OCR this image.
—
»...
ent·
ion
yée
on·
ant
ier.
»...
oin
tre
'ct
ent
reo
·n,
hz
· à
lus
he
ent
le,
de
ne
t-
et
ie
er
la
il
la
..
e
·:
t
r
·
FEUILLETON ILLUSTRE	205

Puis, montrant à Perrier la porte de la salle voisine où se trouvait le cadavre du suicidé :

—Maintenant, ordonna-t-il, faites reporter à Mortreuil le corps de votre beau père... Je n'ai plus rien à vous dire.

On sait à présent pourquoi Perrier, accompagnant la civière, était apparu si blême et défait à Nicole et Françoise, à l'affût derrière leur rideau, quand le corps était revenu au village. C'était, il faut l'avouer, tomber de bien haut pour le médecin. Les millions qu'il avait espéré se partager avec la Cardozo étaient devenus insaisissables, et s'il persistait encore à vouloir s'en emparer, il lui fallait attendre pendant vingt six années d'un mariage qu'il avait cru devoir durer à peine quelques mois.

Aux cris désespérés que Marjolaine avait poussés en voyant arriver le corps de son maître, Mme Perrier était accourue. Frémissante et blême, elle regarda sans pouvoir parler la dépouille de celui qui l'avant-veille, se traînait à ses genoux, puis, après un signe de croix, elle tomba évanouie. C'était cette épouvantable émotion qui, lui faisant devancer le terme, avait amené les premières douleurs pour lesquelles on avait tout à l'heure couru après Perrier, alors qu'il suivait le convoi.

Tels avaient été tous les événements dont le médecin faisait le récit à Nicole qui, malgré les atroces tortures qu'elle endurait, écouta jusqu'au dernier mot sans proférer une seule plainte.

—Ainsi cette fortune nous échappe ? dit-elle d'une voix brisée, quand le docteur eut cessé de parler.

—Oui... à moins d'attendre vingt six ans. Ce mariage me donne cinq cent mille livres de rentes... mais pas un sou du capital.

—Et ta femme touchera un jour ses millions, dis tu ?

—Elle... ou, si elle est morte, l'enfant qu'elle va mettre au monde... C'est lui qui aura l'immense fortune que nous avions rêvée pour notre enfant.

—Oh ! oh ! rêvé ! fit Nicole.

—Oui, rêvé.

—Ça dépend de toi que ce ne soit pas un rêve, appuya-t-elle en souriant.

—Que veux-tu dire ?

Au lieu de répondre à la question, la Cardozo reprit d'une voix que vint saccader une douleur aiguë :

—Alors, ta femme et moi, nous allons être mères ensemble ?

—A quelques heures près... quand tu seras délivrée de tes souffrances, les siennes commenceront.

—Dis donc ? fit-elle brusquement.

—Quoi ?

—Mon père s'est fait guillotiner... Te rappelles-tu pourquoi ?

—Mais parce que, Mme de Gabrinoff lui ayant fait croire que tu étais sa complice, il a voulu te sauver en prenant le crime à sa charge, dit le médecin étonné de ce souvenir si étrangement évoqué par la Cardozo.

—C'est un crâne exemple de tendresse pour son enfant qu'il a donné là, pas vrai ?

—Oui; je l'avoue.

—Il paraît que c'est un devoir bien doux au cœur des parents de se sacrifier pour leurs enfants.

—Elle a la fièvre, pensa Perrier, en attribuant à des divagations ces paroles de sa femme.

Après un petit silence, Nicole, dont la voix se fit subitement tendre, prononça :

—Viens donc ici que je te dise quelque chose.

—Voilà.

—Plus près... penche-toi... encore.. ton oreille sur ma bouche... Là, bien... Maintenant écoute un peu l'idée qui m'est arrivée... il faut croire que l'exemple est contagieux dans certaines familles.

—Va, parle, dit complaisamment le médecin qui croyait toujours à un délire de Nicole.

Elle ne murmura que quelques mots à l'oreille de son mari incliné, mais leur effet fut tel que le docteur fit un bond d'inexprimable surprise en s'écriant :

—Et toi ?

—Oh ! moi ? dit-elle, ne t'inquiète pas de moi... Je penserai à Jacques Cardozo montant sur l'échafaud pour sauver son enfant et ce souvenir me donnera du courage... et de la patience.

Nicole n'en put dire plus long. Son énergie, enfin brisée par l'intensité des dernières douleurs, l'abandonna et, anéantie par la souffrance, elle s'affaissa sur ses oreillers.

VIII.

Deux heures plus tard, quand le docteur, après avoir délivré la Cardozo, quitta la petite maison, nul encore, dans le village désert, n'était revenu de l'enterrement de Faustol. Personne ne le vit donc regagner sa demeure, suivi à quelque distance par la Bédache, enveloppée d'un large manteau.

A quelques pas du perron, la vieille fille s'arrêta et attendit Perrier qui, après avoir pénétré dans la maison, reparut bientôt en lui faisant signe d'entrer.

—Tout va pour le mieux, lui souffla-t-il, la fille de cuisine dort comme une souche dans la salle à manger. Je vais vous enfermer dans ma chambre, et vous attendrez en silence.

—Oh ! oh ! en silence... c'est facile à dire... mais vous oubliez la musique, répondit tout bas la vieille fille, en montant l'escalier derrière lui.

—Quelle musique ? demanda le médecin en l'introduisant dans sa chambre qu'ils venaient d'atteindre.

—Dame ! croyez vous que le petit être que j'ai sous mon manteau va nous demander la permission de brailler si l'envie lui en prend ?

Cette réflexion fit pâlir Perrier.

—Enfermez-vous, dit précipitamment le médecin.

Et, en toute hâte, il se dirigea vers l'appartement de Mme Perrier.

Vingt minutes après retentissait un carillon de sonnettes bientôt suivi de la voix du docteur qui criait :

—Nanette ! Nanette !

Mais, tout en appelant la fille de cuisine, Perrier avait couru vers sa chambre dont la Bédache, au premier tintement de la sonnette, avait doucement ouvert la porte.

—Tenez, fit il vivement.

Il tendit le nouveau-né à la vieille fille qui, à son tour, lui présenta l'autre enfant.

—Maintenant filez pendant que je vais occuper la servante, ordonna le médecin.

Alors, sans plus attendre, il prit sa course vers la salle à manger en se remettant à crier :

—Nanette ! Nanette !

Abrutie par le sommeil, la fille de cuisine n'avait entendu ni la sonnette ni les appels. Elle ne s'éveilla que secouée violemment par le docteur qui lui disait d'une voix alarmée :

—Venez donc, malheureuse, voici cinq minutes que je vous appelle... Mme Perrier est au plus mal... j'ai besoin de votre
==================================================
Each line in the listing above either holds the string "pourquoi" or does not; state how many do, giving the number only.

CORRECT RESULT: 2